- **Exercise objective**: Locate every line in the records below that holds the word "text" and return each one.

- **Material supplied**:

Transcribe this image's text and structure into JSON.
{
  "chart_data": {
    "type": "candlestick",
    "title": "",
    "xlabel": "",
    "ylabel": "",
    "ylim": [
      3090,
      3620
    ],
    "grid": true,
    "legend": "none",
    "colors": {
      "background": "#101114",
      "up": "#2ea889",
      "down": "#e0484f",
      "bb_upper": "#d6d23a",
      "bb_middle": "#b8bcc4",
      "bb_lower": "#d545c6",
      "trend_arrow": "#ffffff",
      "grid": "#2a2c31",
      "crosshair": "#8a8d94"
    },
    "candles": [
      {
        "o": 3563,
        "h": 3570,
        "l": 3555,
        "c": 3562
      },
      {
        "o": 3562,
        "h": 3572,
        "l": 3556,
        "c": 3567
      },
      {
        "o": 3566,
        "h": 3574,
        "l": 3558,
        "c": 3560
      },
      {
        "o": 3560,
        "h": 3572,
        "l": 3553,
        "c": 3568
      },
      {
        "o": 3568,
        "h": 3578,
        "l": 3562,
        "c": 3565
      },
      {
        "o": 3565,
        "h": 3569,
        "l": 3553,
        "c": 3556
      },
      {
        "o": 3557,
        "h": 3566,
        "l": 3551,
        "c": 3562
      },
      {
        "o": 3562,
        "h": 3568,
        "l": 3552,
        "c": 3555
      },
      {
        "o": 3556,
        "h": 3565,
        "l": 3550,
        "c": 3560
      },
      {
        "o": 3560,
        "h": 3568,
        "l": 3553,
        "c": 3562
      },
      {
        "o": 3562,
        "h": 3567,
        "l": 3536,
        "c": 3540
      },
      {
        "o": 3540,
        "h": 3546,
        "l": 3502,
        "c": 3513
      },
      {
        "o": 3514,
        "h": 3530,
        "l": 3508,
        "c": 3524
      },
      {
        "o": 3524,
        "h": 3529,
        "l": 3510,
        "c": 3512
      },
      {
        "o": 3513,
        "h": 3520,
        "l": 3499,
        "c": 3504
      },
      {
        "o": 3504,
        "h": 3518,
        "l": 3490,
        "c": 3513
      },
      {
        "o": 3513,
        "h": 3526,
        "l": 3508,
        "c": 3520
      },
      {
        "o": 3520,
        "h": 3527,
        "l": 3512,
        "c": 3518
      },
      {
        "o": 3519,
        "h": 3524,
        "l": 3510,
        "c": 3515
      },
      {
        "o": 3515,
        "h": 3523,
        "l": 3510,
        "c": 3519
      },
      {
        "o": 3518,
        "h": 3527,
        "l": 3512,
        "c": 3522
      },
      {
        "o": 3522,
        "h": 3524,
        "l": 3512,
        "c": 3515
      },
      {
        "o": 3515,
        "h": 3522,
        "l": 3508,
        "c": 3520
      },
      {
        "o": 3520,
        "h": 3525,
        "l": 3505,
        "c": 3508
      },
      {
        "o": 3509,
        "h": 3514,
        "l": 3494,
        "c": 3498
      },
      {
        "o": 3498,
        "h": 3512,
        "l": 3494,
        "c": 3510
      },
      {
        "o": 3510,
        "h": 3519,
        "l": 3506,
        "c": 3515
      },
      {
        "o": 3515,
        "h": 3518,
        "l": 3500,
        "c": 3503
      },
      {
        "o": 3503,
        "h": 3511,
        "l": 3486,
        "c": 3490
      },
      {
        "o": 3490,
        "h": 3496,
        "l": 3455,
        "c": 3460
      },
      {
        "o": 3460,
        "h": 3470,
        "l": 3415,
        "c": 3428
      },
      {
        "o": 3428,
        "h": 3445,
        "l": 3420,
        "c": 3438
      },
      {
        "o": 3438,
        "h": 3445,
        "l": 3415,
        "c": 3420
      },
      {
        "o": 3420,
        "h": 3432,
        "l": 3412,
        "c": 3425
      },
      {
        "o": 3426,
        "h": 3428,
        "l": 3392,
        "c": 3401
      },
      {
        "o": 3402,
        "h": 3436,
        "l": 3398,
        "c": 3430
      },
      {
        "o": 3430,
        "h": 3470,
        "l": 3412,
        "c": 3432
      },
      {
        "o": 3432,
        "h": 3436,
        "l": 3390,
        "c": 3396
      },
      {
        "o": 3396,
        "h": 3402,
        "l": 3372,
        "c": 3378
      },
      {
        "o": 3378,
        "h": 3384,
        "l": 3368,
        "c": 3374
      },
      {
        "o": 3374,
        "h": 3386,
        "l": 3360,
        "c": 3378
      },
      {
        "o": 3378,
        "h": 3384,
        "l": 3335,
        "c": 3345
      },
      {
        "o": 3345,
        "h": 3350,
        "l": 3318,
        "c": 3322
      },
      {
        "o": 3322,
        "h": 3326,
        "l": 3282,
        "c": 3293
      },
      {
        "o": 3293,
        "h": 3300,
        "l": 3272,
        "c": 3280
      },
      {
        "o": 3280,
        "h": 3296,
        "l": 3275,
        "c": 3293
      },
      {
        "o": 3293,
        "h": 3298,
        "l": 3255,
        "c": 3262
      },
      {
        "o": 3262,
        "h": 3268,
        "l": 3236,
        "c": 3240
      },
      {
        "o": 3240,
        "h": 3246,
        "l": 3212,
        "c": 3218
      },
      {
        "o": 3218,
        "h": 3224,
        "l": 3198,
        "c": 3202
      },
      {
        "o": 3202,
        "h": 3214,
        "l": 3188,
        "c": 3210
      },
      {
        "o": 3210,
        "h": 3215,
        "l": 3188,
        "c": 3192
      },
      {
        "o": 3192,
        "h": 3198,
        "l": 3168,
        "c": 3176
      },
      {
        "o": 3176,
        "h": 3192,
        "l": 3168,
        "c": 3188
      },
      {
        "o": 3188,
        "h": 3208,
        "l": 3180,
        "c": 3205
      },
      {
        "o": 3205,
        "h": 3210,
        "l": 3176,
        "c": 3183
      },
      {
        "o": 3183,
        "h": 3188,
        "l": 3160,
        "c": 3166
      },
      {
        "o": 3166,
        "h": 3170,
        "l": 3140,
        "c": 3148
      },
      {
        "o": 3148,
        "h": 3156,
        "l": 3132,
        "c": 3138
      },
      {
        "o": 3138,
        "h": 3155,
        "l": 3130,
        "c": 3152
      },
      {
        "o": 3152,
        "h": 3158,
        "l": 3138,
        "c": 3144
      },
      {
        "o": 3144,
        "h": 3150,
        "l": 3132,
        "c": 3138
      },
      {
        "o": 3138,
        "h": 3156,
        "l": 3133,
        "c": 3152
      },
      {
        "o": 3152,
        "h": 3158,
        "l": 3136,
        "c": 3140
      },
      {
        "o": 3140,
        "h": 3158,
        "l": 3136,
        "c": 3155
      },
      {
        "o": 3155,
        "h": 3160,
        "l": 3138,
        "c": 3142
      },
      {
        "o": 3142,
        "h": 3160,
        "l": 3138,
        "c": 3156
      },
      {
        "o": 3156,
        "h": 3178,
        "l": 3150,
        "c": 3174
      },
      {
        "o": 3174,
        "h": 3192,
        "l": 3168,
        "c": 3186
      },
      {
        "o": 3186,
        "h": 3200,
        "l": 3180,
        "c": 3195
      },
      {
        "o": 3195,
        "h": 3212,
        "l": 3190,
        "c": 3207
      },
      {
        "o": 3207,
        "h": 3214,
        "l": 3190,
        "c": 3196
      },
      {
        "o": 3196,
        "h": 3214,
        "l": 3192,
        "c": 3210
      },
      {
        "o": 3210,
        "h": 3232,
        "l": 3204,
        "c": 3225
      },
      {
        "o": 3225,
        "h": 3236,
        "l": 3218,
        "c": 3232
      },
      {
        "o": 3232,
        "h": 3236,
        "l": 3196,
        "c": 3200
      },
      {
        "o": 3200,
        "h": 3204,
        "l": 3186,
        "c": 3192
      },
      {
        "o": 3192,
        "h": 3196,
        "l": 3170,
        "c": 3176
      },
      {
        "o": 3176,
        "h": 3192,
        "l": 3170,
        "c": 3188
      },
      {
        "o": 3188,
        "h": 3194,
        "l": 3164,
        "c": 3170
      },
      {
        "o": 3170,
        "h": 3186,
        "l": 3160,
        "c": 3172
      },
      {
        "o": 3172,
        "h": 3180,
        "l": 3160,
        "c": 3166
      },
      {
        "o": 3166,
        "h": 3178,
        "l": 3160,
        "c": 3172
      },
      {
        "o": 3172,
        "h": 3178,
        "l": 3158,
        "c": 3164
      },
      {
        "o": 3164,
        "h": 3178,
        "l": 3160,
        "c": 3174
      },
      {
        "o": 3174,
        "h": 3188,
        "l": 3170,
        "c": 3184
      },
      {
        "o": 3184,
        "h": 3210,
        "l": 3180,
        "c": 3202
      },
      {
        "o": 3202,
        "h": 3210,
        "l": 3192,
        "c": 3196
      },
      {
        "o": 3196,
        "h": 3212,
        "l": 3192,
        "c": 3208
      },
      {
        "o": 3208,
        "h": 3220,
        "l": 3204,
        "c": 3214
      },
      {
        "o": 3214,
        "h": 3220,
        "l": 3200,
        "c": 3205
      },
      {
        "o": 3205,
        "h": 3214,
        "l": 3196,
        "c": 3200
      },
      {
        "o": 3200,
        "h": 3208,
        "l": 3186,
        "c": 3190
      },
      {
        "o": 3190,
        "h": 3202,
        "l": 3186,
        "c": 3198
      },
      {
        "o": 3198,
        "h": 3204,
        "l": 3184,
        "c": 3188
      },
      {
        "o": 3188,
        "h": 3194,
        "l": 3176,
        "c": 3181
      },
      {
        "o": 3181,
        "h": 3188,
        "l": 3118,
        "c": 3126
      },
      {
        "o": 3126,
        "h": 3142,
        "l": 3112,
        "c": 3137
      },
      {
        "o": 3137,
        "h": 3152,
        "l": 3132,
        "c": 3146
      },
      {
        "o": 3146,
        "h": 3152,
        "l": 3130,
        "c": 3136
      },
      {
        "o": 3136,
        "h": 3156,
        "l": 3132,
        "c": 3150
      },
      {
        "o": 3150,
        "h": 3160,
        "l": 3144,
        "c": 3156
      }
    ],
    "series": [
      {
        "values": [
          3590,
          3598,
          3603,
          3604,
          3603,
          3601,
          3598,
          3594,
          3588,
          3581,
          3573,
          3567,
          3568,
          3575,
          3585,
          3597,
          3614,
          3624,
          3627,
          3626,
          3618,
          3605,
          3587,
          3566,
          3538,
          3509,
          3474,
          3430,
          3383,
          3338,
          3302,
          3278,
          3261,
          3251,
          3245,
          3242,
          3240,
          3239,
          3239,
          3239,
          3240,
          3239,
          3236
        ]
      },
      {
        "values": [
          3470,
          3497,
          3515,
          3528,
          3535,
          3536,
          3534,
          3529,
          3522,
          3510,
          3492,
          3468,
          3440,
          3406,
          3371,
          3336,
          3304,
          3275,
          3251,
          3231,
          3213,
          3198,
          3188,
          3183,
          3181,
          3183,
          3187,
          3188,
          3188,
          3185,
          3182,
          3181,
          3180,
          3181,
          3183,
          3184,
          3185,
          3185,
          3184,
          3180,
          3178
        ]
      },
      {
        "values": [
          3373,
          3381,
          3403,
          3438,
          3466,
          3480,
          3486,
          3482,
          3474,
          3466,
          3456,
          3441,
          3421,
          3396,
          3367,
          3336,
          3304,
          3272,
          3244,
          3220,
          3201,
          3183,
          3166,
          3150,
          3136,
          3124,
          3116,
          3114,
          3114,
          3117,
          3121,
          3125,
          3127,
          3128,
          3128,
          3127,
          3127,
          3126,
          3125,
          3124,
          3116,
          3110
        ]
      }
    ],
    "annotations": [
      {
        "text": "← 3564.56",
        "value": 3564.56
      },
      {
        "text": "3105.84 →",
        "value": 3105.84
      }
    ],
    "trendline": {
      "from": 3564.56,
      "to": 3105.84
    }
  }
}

- **Output of the task**:
Transcribe this image's text and structure into JSON.
        "text": "← 3564.56",
        "text": "3105.84 →",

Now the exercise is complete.